-- AIM OF THE EXERCISE --
Reproduce each line of the listing exactly.

(Source data)
═══

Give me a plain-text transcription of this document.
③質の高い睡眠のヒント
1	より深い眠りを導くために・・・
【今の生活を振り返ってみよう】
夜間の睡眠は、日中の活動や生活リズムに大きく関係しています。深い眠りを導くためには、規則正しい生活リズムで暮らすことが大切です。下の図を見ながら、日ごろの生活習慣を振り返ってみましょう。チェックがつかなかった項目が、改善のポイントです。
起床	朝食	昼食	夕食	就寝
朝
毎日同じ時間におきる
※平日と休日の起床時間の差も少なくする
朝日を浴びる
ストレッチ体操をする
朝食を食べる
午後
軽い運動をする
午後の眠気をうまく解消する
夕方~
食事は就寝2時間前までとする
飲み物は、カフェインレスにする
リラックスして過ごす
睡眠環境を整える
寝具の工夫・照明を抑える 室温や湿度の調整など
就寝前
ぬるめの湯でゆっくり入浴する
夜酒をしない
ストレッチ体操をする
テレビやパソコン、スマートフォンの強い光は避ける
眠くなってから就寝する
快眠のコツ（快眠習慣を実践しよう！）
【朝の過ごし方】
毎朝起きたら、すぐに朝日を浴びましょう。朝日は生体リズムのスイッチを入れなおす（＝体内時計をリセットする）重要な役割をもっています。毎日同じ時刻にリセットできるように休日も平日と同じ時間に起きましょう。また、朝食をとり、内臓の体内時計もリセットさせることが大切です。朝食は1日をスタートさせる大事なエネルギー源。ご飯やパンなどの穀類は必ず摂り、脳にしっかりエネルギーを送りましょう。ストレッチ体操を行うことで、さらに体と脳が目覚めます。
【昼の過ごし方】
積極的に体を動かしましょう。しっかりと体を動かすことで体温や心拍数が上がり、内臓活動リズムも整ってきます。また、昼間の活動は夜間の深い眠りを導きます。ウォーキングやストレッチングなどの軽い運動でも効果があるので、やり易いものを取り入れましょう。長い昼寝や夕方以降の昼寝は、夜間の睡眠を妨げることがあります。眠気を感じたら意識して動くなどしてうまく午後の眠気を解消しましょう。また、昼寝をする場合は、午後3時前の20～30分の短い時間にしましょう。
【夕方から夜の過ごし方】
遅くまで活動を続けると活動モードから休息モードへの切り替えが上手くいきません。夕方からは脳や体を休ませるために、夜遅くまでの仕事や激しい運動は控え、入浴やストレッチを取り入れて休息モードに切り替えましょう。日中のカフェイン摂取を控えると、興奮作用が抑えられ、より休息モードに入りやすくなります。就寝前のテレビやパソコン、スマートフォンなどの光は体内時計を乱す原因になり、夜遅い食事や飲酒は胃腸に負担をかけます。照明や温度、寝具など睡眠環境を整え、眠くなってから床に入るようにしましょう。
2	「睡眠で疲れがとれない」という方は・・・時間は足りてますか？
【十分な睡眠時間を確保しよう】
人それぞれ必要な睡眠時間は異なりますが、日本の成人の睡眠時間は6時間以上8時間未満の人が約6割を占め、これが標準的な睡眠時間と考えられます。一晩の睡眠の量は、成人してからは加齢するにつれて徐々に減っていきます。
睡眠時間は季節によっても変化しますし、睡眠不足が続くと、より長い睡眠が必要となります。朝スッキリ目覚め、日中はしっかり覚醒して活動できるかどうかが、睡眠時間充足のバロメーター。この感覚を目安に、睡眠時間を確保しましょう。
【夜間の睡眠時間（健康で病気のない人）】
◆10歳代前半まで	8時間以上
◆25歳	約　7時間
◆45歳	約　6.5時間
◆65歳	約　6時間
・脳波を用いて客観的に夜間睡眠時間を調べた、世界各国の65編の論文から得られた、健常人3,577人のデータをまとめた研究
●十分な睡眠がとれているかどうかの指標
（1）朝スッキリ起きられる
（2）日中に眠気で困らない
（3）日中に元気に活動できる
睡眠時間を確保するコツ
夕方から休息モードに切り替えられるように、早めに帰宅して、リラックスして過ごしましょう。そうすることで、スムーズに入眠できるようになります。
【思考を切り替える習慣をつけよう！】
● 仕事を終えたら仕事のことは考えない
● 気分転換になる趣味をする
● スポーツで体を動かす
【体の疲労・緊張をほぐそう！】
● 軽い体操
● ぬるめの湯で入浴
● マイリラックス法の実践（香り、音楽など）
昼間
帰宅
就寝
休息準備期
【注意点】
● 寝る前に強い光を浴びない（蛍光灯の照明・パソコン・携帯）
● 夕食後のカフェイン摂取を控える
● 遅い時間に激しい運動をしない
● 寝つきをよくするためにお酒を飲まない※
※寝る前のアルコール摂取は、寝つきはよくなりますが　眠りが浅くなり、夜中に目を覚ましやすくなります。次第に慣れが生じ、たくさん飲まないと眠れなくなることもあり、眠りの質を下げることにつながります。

═══

-- RESULT BELOW --
Give me a plain-text transcription of this document.
③質の高い睡眠のヒント
1	より深い眠りを導くために・・・
【今の生活を振り返ってみよう】
夜間の睡眠は、日中の活動や生活リズムに大きく関係しています。深い眠りを導くためには、規則正しい生活リズムで暮らすことが大切です。下の図を見ながら、日ごろの生活習慣を振り返ってみましょう。チェックがつかなかった項目が、改善のポイントです。
起床	朝食	昼食	夕食	就寝
朝
毎日同じ時間におきる
※平日と休日の起床時間の差も少なくする
朝日を浴びる
ストレッチ体操をする
朝食を食べる
午後
軽い運動をする
午後の眠気をうまく解消する
夕方~
食事は就寝2時間前までとする
飲み物は、カフェインレスにする
リラックスして過ごす
睡眠環境を整える
寝具の工夫・照明を抑える 室温や湿度の調整など
就寝前
ぬるめの湯でゆっくり入浴する
夜酒をしない
ストレッチ体操をする
テレビやパソコン、スマートフォンの強い光は避ける
眠くなってから就寝する
快眠のコツ（快眠習慣を実践しよう！）
【朝の過ごし方】
毎朝起きたら、すぐに朝日を浴びましょう。朝日は生体リズムのスイッチを入れなおす（＝体内時計をリセットする）重要な役割をもっています。毎日同じ時刻にリセットできるように休日も平日と同じ時間に起きましょう。また、朝食をとり、内臓の体内時計もリセットさせることが大切です。朝食は1日をスタートさせる大事なエネルギー源。ご飯やパンなどの穀類は必ず摂り、脳にしっかりエネルギーを送りましょう。ストレッチ体操を行うことで、さらに体と脳が目覚めます。
【昼の過ごし方】
積極的に体を動かしましょう。しっかりと体を動かすことで体温や心拍数が上がり、内臓活動リズムも整ってきます。また、昼間の活動は夜間の深い眠りを導きます。ウォーキングやストレッチングなどの軽い運動でも効果があるので、やり易いものを取り入れましょう。長い昼寝や夕方以降の昼寝は、夜間の睡眠を妨げることがあります。眠気を感じたら意識して動くなどしてうまく午後の眠気を解消しましょう。また、昼寝をする場合は、午後3時前の20～30分の短い時間にしましょう。
【夕方から夜の過ごし方】
遅くまで活動を続けると活動モードから休息モードへの切り替えが上手くいきません。夕方からは脳や体を休ませるために、夜遅くまでの仕事や激しい運動は控え、入浴やストレッチを取り入れて休息モードに切り替えましょう。日中のカフェイン摂取を控えると、興奮作用が抑えられ、より休息モードに入りやすくなります。就寝前のテレビやパソコン、スマートフォンなどの光は体内時計を乱す原因になり、夜遅い食事や飲酒は胃腸に負担をかけます。照明や温度、寝具など睡眠環境を整え、眠くなってから床に入るようにしましょう。
2	「睡眠で疲れがとれない」という方は・・・時間は足りてますか？
【十分な睡眠時間を確保しよう】
人それぞれ必要な睡眠時間は異なりますが、日本の成人の睡眠時間は6時間以上8時間未満の人が約6割を占め、これが標準的な睡眠時間と考えられます。一晩の睡眠の量は、成人してからは加齢するにつれて徐々に減っていきます。
睡眠時間は季節によっても変化しますし、睡眠不足が続くと、より長い睡眠が必要となります。朝スッキリ目覚め、日中はしっかり覚醒して活動できるかどうかが、睡眠時間充足のバロメーター。この感覚を目安に、睡眠時間を確保しましょう。
【夜間の睡眠時間（健康で病気のない人）】
◆10歳代前半まで	8時間以上
◆25歳	約　7時間
◆45歳	約　6.5時間
◆65歳	約　6時間
・脳波を用いて客観的に夜間睡眠時間を調べた、世界各国の65編の論文から得られた、健常人3,577人のデータをまとめた研究
●十分な睡眠がとれているかどうかの指標
（1）朝スッキリ起きられる
（2）日中に眠気で困らない
（3）日中に元気に活動できる
睡眠時間を確保するコツ
夕方から休息モードに切り替えられるように、早めに帰宅して、リラックスして過ごしましょう。そうすることで、スムーズに入眠できるようになります。
【思考を切り替える習慣をつけよう！】
● 仕事を終えたら仕事のことは考えない
● 気分転換になる趣味をする
● スポーツで体を動かす
【体の疲労・緊張をほぐそう！】
● 軽い体操
● ぬるめの湯で入浴
● マイリラックス法の実践（香り、音楽など）
昼間
帰宅
就寝
休息準備期
【注意点】
● 寝る前に強い光を浴びない（蛍光灯の照明・パソコン・携帯）
● 夕食後のカフェイン摂取を控える
● 遅い時間に激しい運動をしない
● 寝つきをよくするためにお酒を飲まない※
※寝る前のアルコール摂取は、寝つきはよくなりますが　眠りが浅くなり、夜中に目を覚ましやすくなります。次第に慣れが生じ、たくさん飲まないと眠れなくなることもあり、眠りの質を下げることにつながります。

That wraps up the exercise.